[Collected data entries]
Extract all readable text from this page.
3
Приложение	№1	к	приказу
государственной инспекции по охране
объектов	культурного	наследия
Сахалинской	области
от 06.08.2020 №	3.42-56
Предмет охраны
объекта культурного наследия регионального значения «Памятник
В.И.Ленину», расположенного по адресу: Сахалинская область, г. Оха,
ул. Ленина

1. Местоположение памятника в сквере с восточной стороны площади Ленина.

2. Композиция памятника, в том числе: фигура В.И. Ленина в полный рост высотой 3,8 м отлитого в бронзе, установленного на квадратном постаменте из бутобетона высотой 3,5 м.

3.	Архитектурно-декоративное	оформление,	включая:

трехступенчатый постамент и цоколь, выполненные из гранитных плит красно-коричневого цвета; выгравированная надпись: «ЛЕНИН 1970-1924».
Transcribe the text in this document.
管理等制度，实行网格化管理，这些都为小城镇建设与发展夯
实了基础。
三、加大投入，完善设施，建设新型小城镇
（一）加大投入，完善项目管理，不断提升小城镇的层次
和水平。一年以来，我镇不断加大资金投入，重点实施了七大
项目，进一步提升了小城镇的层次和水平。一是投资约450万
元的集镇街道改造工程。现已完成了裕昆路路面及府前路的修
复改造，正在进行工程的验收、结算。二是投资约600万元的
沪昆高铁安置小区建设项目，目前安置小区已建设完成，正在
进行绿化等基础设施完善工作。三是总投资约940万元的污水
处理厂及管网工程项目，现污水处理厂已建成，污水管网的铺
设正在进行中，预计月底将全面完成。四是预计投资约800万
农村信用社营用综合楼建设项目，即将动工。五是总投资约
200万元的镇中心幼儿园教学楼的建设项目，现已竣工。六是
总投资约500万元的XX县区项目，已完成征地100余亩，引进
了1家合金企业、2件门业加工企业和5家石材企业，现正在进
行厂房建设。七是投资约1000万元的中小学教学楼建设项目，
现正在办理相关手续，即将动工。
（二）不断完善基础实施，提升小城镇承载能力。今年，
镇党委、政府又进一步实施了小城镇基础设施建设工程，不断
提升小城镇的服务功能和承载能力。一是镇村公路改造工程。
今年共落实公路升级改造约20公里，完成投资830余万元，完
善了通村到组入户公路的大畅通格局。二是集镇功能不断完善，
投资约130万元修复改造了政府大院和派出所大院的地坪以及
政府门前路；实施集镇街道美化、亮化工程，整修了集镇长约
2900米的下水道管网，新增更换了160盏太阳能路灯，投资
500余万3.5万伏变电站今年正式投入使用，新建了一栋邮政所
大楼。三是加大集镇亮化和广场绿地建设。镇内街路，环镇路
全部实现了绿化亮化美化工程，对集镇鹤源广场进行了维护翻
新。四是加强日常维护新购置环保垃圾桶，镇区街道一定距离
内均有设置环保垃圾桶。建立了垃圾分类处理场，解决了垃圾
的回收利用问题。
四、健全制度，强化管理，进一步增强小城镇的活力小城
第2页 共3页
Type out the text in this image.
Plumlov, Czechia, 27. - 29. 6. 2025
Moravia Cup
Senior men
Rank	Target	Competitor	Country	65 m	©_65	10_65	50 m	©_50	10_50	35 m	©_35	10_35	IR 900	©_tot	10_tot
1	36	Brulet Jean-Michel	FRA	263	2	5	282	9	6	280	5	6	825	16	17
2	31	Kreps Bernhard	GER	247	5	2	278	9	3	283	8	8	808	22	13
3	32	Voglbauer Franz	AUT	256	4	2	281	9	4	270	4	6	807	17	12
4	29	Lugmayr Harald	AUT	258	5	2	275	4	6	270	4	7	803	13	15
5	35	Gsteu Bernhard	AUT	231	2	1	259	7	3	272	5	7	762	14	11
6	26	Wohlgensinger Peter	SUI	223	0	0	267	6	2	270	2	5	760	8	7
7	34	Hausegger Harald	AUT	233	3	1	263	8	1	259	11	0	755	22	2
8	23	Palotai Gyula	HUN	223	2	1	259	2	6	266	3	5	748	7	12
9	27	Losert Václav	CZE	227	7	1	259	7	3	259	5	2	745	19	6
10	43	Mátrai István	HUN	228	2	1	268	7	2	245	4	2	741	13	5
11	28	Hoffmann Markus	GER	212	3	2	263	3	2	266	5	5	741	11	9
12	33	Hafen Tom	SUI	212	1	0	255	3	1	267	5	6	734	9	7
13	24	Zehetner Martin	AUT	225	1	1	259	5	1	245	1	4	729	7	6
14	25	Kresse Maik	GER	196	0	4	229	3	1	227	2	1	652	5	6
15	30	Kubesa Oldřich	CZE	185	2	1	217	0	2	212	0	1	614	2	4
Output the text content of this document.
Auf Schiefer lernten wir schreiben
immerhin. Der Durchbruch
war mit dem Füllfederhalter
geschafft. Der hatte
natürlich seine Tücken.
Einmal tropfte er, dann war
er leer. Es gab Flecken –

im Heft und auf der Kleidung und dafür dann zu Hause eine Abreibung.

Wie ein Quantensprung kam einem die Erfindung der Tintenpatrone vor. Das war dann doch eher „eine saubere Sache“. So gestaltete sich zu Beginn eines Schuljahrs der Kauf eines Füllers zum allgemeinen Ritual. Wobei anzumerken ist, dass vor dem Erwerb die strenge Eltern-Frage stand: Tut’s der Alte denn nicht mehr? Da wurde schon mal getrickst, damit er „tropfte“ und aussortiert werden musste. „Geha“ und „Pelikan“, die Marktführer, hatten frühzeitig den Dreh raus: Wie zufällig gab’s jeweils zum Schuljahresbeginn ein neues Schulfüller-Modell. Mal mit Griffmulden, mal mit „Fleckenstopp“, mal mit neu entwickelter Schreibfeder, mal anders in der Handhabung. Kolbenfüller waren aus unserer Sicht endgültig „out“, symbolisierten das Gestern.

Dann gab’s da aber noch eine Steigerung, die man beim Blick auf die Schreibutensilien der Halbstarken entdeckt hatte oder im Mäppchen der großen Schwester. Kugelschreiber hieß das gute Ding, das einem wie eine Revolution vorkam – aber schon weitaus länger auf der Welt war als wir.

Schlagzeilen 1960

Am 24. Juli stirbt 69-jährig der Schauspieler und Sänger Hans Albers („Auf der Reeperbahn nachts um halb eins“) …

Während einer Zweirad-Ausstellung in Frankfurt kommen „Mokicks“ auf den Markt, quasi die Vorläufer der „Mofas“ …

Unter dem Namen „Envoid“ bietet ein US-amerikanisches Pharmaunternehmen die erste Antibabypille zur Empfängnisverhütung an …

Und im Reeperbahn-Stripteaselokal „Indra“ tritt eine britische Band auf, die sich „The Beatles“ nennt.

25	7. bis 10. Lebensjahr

Set task →
Give back the whole listing, word for word.

Answer to this problem →
Extract all readable text from this page.
3
Приложение	№1	к	приказу
государственной инспекции по охране
объектов	культурного	наследия
Сахалинской	области
от 06.08.2020 №	3.42-56
Предмет охраны
объекта культурного наследия регионального значения «Памятник
В.И.Ленину», расположенного по адресу: Сахалинская область, г. Оха,
ул. Ленина

1. Местоположение памятника в сквере с восточной стороны площади Ленина.

2. Композиция памятника, в том числе: фигура В.И. Ленина в полный рост высотой 3,8 м отлитого в бронзе, установленного на квадратном постаменте из бутобетона высотой 3,5 м.

3.	Архитектурно-декоративное	оформление,	включая:

трехступенчатый постамент и цоколь, выполненные из гранитных плит красно-коричневого цвета; выгравированная надпись: «ЛЕНИН 1970-1924».
Transcribe the text in this document.
管理等制度，实行网格化管理，这些都为小城镇建设与发展夯
实了基础。
三、加大投入，完善设施，建设新型小城镇
（一）加大投入，完善项目管理，不断提升小城镇的层次
和水平。一年以来，我镇不断加大资金投入，重点实施了七大
项目，进一步提升了小城镇的层次和水平。一是投资约450万
元的集镇街道改造工程。现已完成了裕昆路路面及府前路的修
复改造，正在进行工程的验收、结算。二是投资约600万元的
沪昆高铁安置小区建设项目，目前安置小区已建设完成，正在
进行绿化等基础设施完善工作。三是总投资约940万元的污水
处理厂及管网工程项目，现污水处理厂已建成，污水管网的铺
设正在进行中，预计月底将全面完成。四是预计投资约800万
农村信用社营用综合楼建设项目，即将动工。五是总投资约
200万元的镇中心幼儿园教学楼的建设项目，现已竣工。六是
总投资约500万元的XX县区项目，已完成征地100余亩，引进
了1家合金企业、2件门业加工企业和5家石材企业，现正在进
行厂房建设。七是投资约1000万元的中小学教学楼建设项目，
现正在办理相关手续，即将动工。
（二）不断完善基础实施，提升小城镇承载能力。今年，
镇党委、政府又进一步实施了小城镇基础设施建设工程，不断
提升小城镇的服务功能和承载能力。一是镇村公路改造工程。
今年共落实公路升级改造约20公里，完成投资830余万元，完
善了通村到组入户公路的大畅通格局。二是集镇功能不断完善，
投资约130万元修复改造了政府大院和派出所大院的地坪以及
政府门前路；实施集镇街道美化、亮化工程，整修了集镇长约
2900米的下水道管网，新增更换了160盏太阳能路灯，投资
500余万3.5万伏变电站今年正式投入使用，新建了一栋邮政所
大楼。三是加大集镇亮化和广场绿地建设。镇内街路，环镇路
全部实现了绿化亮化美化工程，对集镇鹤源广场进行了维护翻
新。四是加强日常维护新购置环保垃圾桶，镇区街道一定距离
内均有设置环保垃圾桶。建立了垃圾分类处理场，解决了垃圾
的回收利用问题。
四、健全制度，强化管理，进一步增强小城镇的活力小城
第2页 共3页
Type out the text in this image.
Plumlov, Czechia, 27. - 29. 6. 2025
Moravia Cup
Senior men
Rank	Target	Competitor	Country	65 m	©_65	10_65	50 m	©_50	10_50	35 m	©_35	10_35	IR 900	©_tot	10_tot
1	36	Brulet Jean-Michel	FRA	263	2	5	282	9	6	280	5	6	825	16	17
2	31	Kreps Bernhard	GER	247	5	2	278	9	3	283	8	8	808	22	13
3	32	Voglbauer Franz	AUT	256	4	2	281	9	4	270	4	6	807	17	12
4	29	Lugmayr Harald	AUT	258	5	2	275	4	6	270	4	7	803	13	15
5	35	Gsteu Bernhard	AUT	231	2	1	259	7	3	272	5	7	762	14	11
6	26	Wohlgensinger Peter	SUI	223	0	0	267	6	2	270	2	5	760	8	7
7	34	Hausegger Harald	AUT	233	3	1	263	8	1	259	11	0	755	22	2
8	23	Palotai Gyula	HUN	223	2	1	259	2	6	266	3	5	748	7	12
9	27	Losert Václav	CZE	227	7	1	259	7	3	259	5	2	745	19	6
10	43	Mátrai István	HUN	228	2	1	268	7	2	245	4	2	741	13	5
11	28	Hoffmann Markus	GER	212	3	2	263	3	2	266	5	5	741	11	9
12	33	Hafen Tom	SUI	212	1	0	255	3	1	267	5	6	734	9	7
13	24	Zehetner Martin	AUT	225	1	1	259	5	1	245	1	4	729	7	6
14	25	Kresse Maik	GER	196	0	4	229	3	1	227	2	1	652	5	6
15	30	Kubesa Oldřich	CZE	185	2	1	217	0	2	212	0	1	614	2	4
Output the text content of this document.
Auf Schiefer lernten wir schreiben
immerhin. Der Durchbruch
war mit dem Füllfederhalter
geschafft. Der hatte
natürlich seine Tücken.
Einmal tropfte er, dann war
er leer. Es gab Flecken –

im Heft und auf der Kleidung und dafür dann zu Hause eine Abreibung.

Wie ein Quantensprung kam einem die Erfindung der Tintenpatrone vor. Das war dann doch eher „eine saubere Sache“. So gestaltete sich zu Beginn eines Schuljahrs der Kauf eines Füllers zum allgemeinen Ritual. Wobei anzumerken ist, dass vor dem Erwerb die strenge Eltern-Frage stand: Tut’s der Alte denn nicht mehr? Da wurde schon mal getrickst, damit er „tropfte“ und aussortiert werden musste. „Geha“ und „Pelikan“, die Marktführer, hatten frühzeitig den Dreh raus: Wie zufällig gab’s jeweils zum Schuljahresbeginn ein neues Schulfüller-Modell. Mal mit Griffmulden, mal mit „Fleckenstopp“, mal mit neu entwickelter Schreibfeder, mal anders in der Handhabung. Kolbenfüller waren aus unserer Sicht endgültig „out“, symbolisierten das Gestern.

Dann gab’s da aber noch eine Steigerung, die man beim Blick auf die Schreibutensilien der Halbstarken entdeckt hatte oder im Mäppchen der großen Schwester. Kugelschreiber hieß das gute Ding, das einem wie eine Revolution vorkam – aber schon weitaus länger auf der Welt war als wir.

Schlagzeilen 1960

Am 24. Juli stirbt 69-jährig der Schauspieler und Sänger Hans Albers („Auf der Reeperbahn nachts um halb eins“) …

Während einer Zweirad-Ausstellung in Frankfurt kommen „Mokicks“ auf den Markt, quasi die Vorläufer der „Mofas“ …

Unter dem Namen „Envoid“ bietet ein US-amerikanisches Pharmaunternehmen die erste Antibabypille zur Empfängnisverhütung an …

Und im Reeperbahn-Stripteaselokal „Indra“ tritt eine britische Band auf, die sich „The Beatles“ nennt.

25	7. bis 10. Lebensjahr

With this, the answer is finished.